Job: How many lines of these entries hold the string "name"? Reply with the number alone.

Provided records:

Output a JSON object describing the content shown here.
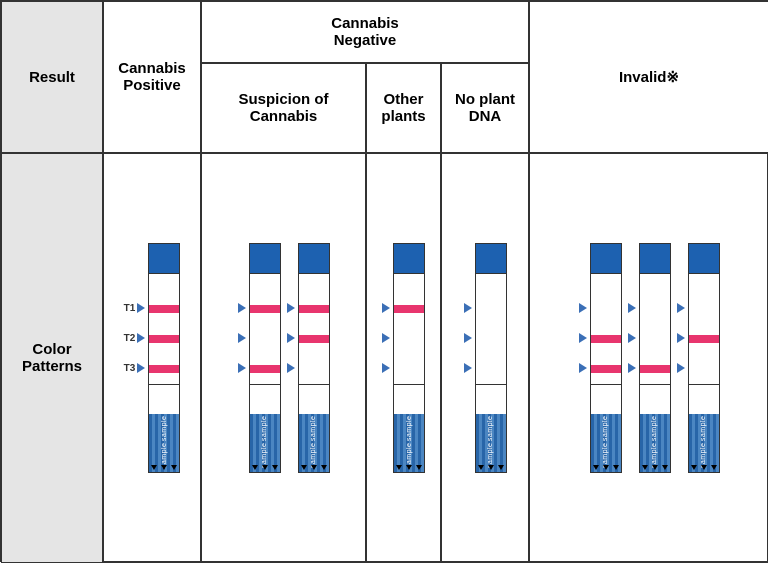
{
  "headers": {
    "result": "Result",
    "patterns": "Color\nPatterns",
    "positive": "Cannabis\nPositive",
    "negative_group": "Cannabis\nNegative",
    "suspicion": "Suspicion of\nCannabis",
    "other": "Other\nplants",
    "noplant": "No plant\nDNA",
    "invalid": "Invalid※"
  },
  "band_labels": [
    "T1",
    "T2",
    "T3"
  ],
  "colors": {
    "strip_cap": "#1d61b0",
    "band_on": "#e8356e",
    "arrow": "#3b6fb6",
    "header_bg": "#e5e5e5",
    "border": "#333333"
  },
  "columns": [
    {
      "key": "positive",
      "show_labels": true,
      "strips": [
        {
          "bands": [
            true,
            true,
            true
          ]
        }
      ]
    },
    {
      "key": "suspicion",
      "show_labels": false,
      "strips": [
        {
          "bands": [
            true,
            false,
            true
          ]
        },
        {
          "bands": [
            true,
            true,
            false
          ]
        }
      ]
    },
    {
      "key": "other",
      "show_labels": false,
      "strips": [
        {
          "bands": [
            true,
            false,
            false
          ]
        }
      ]
    },
    {
      "key": "noplant",
      "show_labels": false,
      "strips": [
        {
          "bands": [
            false,
            false,
            false
          ]
        }
      ]
    },
    {
      "key": "invalid",
      "show_labels": false,
      "strips": [
        {
          "bands": [
            false,
            true,
            true
          ]
        },
        {
          "bands": [
            false,
            false,
            true
          ]
        },
        {
          "bands": [
            false,
            true,
            false
          ]
        }
      ]
    }
  ],
  "sample_label": "sample"
}
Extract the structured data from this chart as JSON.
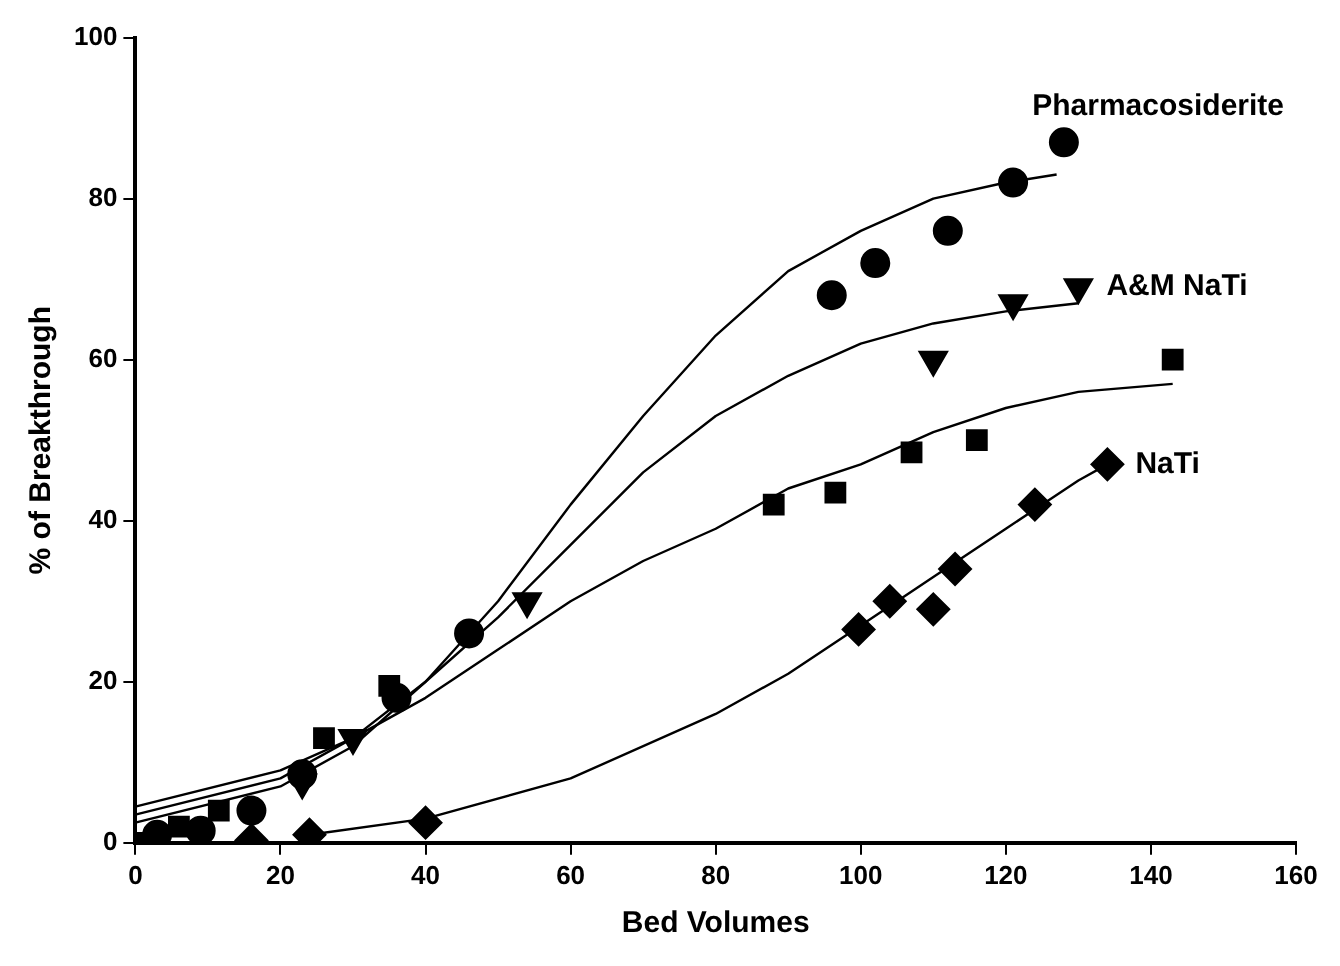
{
  "chart_data": {
    "type": "scatter",
    "xlabel": "Bed Volumes",
    "ylabel": "% of Breakthrough",
    "xlim": [
      0,
      160
    ],
    "xticks": [
      0,
      20,
      40,
      60,
      80,
      100,
      120,
      140,
      160
    ],
    "ylim": [
      0,
      100
    ],
    "yticks": [
      0,
      20,
      40,
      60,
      80,
      100
    ],
    "grid": false,
    "legend": false,
    "series": [
      {
        "name": "Pharmacosiderite",
        "color": "#000000",
        "marker": "circle",
        "x": [
          3,
          9,
          16,
          23,
          36,
          46,
          96,
          102,
          112,
          121,
          128
        ],
        "values": [
          1,
          1.5,
          4,
          8.5,
          18,
          26,
          68,
          72,
          76,
          82,
          87
        ]
      },
      {
        "name": "A&M NaTi",
        "color": "#000000",
        "marker": "triangle",
        "x": [
          23,
          30,
          54,
          110,
          121,
          130
        ],
        "values": [
          7.5,
          13,
          30,
          60,
          67,
          69
        ]
      },
      {
        "color": "#000000",
        "marker": "square",
        "x": [
          0,
          6,
          11.5,
          26,
          35,
          88,
          96.5,
          107,
          116,
          143
        ],
        "values": [
          0,
          2,
          4,
          13,
          19.5,
          42,
          43.5,
          48.5,
          50,
          60
        ]
      },
      {
        "name": "NaTi",
        "color": "#000000",
        "marker": "diamond",
        "x": [
          16,
          24,
          40,
          99.7,
          104,
          110,
          113,
          124,
          134
        ],
        "values": [
          0.3,
          1,
          2.5,
          26.5,
          30,
          29,
          34,
          42,
          47
        ]
      },
      {
        "type": "line",
        "color": "#000000",
        "marker": "none",
        "x": [
          0,
          20,
          30,
          40,
          50,
          60,
          70,
          80,
          90,
          100,
          110,
          120,
          127
        ],
        "values": [
          2.5,
          7,
          12,
          20,
          30,
          42,
          53,
          63,
          71,
          76,
          80,
          82,
          83
        ]
      },
      {
        "type": "line",
        "color": "#000000",
        "marker": "none",
        "x": [
          0,
          20,
          30,
          40,
          50,
          60,
          70,
          80,
          90,
          100,
          110,
          120,
          130
        ],
        "values": [
          3.5,
          8,
          13,
          20,
          28,
          37,
          46,
          53,
          58,
          62,
          64.5,
          66,
          67
        ]
      },
      {
        "type": "line",
        "color": "#000000",
        "marker": "none",
        "x": [
          0,
          20,
          30,
          40,
          50,
          60,
          70,
          80,
          90,
          100,
          110,
          120,
          130,
          143
        ],
        "values": [
          4.5,
          9,
          13,
          18,
          24,
          30,
          35,
          39,
          44,
          47,
          51,
          54,
          56,
          57
        ]
      },
      {
        "type": "line",
        "color": "#000000",
        "marker": "none",
        "x": [
          24,
          40,
          60,
          80,
          90,
          100,
          110,
          120,
          130,
          134
        ],
        "values": [
          1,
          3,
          8,
          16,
          21,
          27,
          33,
          39,
          45,
          47
        ]
      }
    ]
  }
}
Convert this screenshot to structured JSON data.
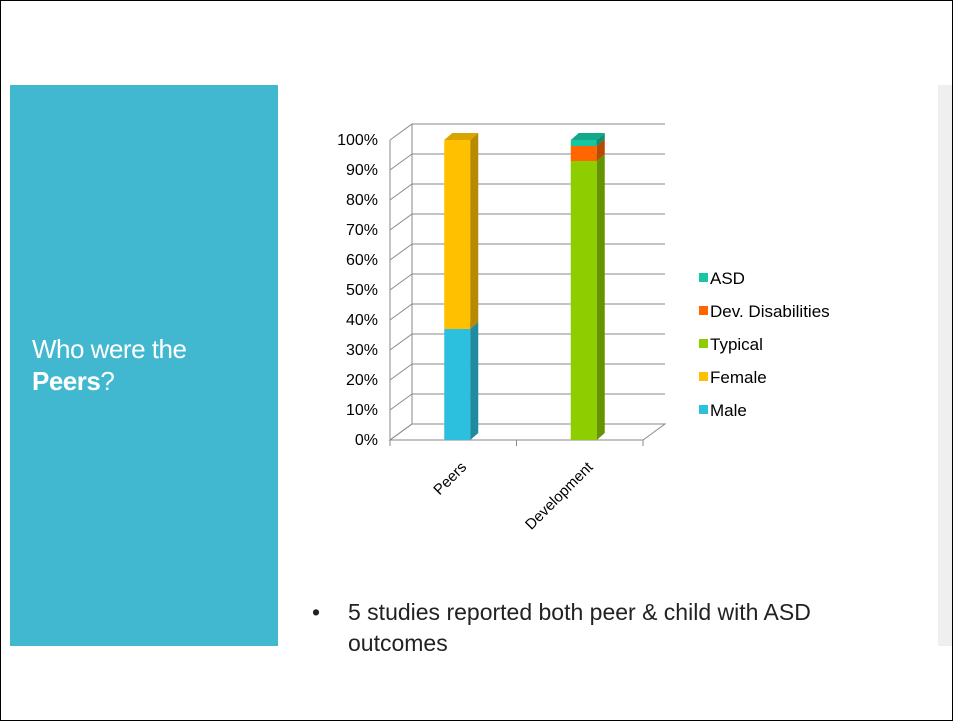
{
  "slide": {
    "title_plain": "Who were the",
    "title_bold": "Peers",
    "title_end": "?",
    "bullet_symbol": "•",
    "bullet_text": "5 studies reported both peer & child with ASD outcomes"
  },
  "colors": {
    "title_panel": "#41b7d0",
    "male": "#2dbfde",
    "female": "#ffc000",
    "typical": "#8ecd00",
    "dev_disabilities": "#ff6600",
    "asd": "#16c6a2"
  },
  "chart_data": {
    "type": "bar",
    "stacked": true,
    "three_d": true,
    "categories": [
      "Peers",
      "Development"
    ],
    "series": [
      {
        "name": "Male",
        "color": "#2dbfde",
        "values": [
          37,
          0
        ]
      },
      {
        "name": "Female",
        "color": "#ffc000",
        "values": [
          63,
          0
        ]
      },
      {
        "name": "Typical",
        "color": "#8ecd00",
        "values": [
          0,
          93
        ]
      },
      {
        "name": "Dev. Disabilities",
        "color": "#ff6600",
        "values": [
          0,
          5
        ]
      },
      {
        "name": "ASD",
        "color": "#16c6a2",
        "values": [
          0,
          2
        ]
      }
    ],
    "ylim": [
      0,
      100
    ],
    "y_ticks": [
      "0%",
      "10%",
      "20%",
      "30%",
      "40%",
      "50%",
      "60%",
      "70%",
      "80%",
      "90%",
      "100%"
    ],
    "grid": true,
    "legend_position": "right",
    "legend_order": [
      "ASD",
      "Dev. Disabilities",
      "Typical",
      "Female",
      "Male"
    ]
  }
}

Task response: 8